▶ **Exercise goal**
Copy everything in the listing below word for word, apart from any images.

▶ **Figure collection entries**
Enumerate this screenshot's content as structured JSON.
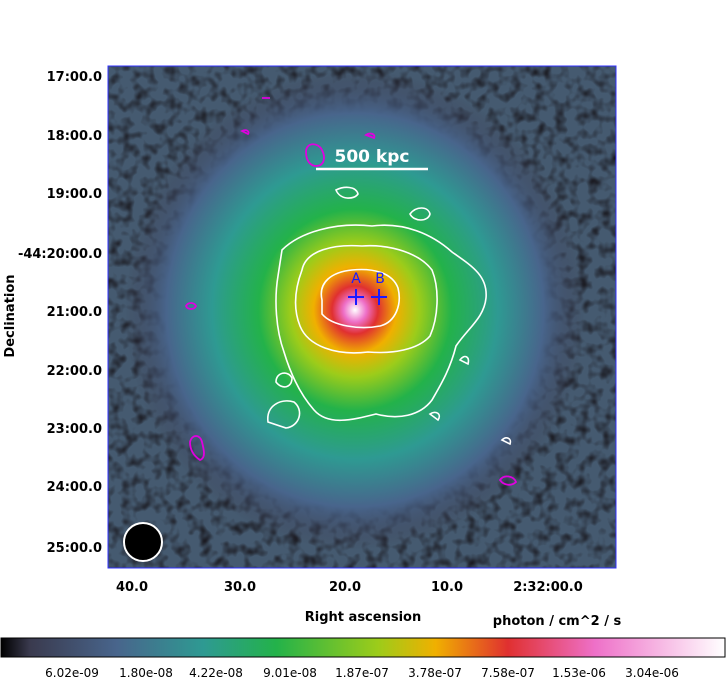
{
  "chart_data": {
    "type": "heatmap",
    "title": "",
    "xlabel": "Right ascension",
    "ylabel": "Declination",
    "colorbar_label": "photon / cm^2 / s",
    "x_ticks": [
      "40.0",
      "30.0",
      "20.0",
      "10.0",
      "2:32:00.0"
    ],
    "y_ticks": [
      "17:00.0",
      "18:00.0",
      "19:00.0",
      "-44:20:00.0",
      "21:00.0",
      "22:00.0",
      "23:00.0",
      "24:00.0",
      "25:00.0"
    ],
    "colorbar_ticks": [
      "6.02e-09",
      "1.80e-08",
      "4.22e-08",
      "9.01e-08",
      "1.87e-07",
      "3.78e-07",
      "7.58e-07",
      "1.53e-06",
      "3.04e-06"
    ],
    "scale_bar_label": "500 kpc",
    "markers": [
      {
        "label": "A",
        "ra_offset_s": 18.5,
        "dec_arcmin": 20.75
      },
      {
        "label": "B",
        "ra_offset_s": 16.5,
        "dec_arcmin": 20.75
      }
    ],
    "contour_colors": {
      "white": "#ffffff",
      "magenta": "#e000e0"
    },
    "marker_color": "#1a1aff",
    "colormap": [
      "#000000",
      "#3a3a4e",
      "#48658c",
      "#2e9a92",
      "#23b24a",
      "#9ccc1a",
      "#f0b000",
      "#e03030",
      "#ee70c8",
      "#ffffff"
    ]
  }
}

▶ **Exercise solution**
Enumerate this screenshot's content as structured JSON.
{
  "chart_data": {
    "type": "heatmap",
    "title": "",
    "xlabel": "Right ascension",
    "ylabel": "Declination",
    "colorbar_label": "photon / cm^2 / s",
    "x_ticks": [
      "40.0",
      "30.0",
      "20.0",
      "10.0",
      "2:32:00.0"
    ],
    "y_ticks": [
      "17:00.0",
      "18:00.0",
      "19:00.0",
      "-44:20:00.0",
      "21:00.0",
      "22:00.0",
      "23:00.0",
      "24:00.0",
      "25:00.0"
    ],
    "colorbar_ticks": [
      "6.02e-09",
      "1.80e-08",
      "4.22e-08",
      "9.01e-08",
      "1.87e-07",
      "3.78e-07",
      "7.58e-07",
      "1.53e-06",
      "3.04e-06"
    ],
    "scale_bar_label": "500 kpc",
    "markers": [
      {
        "label": "A",
        "ra_offset_s": 18.5,
        "dec_arcmin": 20.75
      },
      {
        "label": "B",
        "ra_offset_s": 16.5,
        "dec_arcmin": 20.75
      }
    ],
    "contour_colors": {
      "white": "#ffffff",
      "magenta": "#e000e0"
    },
    "marker_color": "#1a1aff",
    "colormap": [
      "#000000",
      "#3a3a4e",
      "#48658c",
      "#2e9a92",
      "#23b24a",
      "#9ccc1a",
      "#f0b000",
      "#e03030",
      "#ee70c8",
      "#ffffff"
    ]
  }
}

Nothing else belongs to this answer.